## What the task asks
Search the listing for the string "name" and copy every line that contains it.
>>>>
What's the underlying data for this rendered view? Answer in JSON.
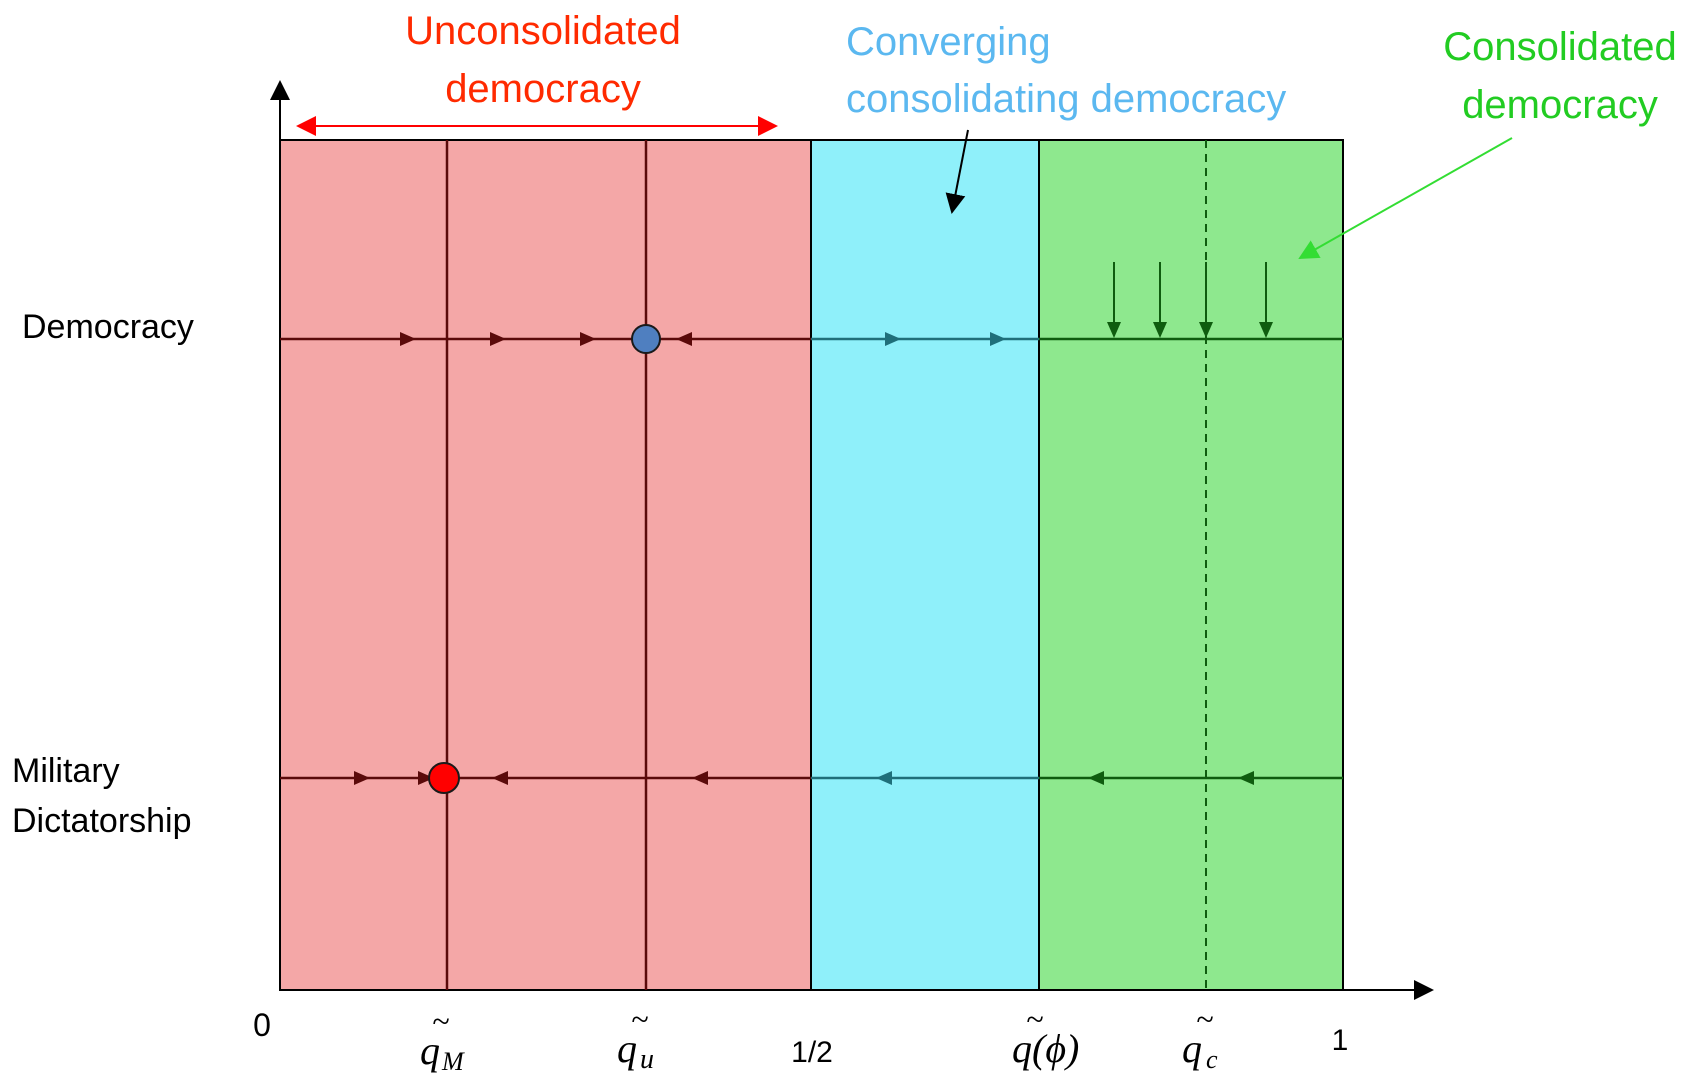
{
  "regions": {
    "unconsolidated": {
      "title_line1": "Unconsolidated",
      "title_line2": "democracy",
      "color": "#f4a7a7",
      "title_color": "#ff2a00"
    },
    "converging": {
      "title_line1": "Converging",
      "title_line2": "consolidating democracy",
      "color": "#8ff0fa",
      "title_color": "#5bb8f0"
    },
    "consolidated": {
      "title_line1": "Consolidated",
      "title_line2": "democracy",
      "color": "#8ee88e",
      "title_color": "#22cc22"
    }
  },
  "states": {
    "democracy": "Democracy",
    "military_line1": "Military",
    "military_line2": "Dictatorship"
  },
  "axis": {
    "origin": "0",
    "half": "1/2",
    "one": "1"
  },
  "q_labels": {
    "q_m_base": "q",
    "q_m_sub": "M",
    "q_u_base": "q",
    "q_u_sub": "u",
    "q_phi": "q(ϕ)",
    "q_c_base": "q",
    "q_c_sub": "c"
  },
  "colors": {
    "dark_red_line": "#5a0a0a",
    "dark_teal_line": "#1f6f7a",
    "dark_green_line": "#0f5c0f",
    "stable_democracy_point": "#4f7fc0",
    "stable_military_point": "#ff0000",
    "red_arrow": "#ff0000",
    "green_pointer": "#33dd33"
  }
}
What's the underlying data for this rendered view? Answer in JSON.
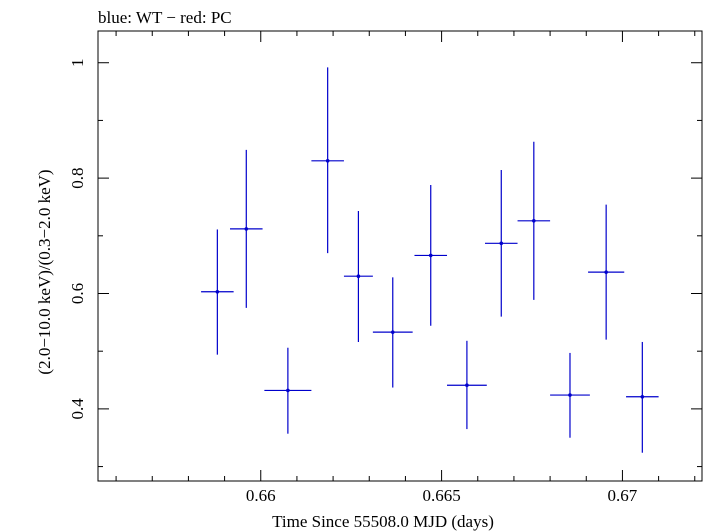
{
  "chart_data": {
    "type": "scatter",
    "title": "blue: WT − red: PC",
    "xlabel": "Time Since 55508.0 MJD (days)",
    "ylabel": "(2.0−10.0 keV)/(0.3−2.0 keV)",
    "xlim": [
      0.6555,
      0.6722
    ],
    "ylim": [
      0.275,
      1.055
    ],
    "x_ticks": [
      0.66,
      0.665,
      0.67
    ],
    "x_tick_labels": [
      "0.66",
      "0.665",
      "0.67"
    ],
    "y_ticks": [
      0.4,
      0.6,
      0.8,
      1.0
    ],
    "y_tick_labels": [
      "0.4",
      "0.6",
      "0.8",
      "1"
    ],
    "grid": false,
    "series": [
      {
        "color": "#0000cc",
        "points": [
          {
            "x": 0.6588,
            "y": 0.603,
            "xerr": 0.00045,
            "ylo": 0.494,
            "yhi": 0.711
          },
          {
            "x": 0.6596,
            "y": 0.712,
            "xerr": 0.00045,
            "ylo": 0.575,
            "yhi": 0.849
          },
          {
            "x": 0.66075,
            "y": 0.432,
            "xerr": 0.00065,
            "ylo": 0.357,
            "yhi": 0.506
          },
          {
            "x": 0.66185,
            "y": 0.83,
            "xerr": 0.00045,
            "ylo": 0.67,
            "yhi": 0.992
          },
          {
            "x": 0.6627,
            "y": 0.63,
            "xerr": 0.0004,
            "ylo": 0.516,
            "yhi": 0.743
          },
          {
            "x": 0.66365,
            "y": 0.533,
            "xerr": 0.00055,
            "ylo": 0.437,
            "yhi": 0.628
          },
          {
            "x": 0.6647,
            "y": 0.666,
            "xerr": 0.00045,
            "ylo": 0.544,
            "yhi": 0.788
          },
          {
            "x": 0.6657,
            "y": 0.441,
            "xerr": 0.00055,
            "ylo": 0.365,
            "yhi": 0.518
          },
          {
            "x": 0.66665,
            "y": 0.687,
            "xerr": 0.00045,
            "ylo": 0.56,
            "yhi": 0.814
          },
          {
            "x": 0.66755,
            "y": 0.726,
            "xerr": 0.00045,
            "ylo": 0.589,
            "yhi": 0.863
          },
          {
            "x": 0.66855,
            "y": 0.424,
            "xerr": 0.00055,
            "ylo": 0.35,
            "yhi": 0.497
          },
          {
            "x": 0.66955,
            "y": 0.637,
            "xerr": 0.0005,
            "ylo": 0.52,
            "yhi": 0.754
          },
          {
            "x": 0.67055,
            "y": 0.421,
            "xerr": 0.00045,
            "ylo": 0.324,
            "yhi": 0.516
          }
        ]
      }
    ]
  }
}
<<<<
>>>>
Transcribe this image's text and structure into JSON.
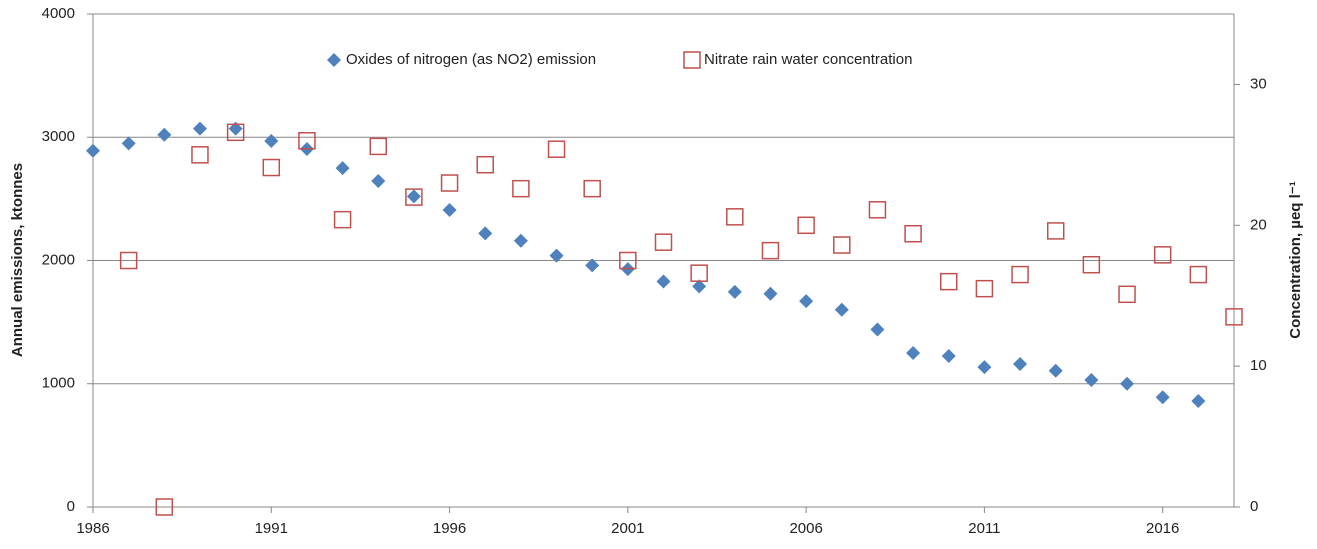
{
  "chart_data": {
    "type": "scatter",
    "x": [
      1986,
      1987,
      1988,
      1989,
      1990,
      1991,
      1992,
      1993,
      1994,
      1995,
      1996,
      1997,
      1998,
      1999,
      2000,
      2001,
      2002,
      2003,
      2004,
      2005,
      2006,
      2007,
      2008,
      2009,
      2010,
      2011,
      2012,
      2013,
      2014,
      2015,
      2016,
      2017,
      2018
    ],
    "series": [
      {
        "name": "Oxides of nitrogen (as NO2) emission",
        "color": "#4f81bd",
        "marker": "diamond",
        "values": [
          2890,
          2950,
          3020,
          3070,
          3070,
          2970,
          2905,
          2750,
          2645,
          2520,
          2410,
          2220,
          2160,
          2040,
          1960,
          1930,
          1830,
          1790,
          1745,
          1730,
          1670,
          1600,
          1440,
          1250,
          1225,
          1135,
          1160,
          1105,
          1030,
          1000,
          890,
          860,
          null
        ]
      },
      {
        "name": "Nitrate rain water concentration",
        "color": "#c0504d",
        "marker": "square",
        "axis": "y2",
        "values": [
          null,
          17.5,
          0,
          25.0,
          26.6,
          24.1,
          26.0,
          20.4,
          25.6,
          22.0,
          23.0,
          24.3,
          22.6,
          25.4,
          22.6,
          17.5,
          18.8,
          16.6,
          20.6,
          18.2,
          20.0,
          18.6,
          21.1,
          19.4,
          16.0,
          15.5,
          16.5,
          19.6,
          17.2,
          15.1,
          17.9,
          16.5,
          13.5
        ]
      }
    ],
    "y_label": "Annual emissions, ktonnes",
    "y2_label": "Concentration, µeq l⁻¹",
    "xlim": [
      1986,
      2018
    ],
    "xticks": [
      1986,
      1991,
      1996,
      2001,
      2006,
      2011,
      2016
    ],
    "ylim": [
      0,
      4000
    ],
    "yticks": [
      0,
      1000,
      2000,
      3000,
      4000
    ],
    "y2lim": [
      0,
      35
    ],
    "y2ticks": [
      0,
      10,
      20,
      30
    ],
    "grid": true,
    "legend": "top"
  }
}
<<<<
## Final result
        "name": "Oxides of nitrogen (as NO2) emission",
        "name": "Nitrate rain water concentration",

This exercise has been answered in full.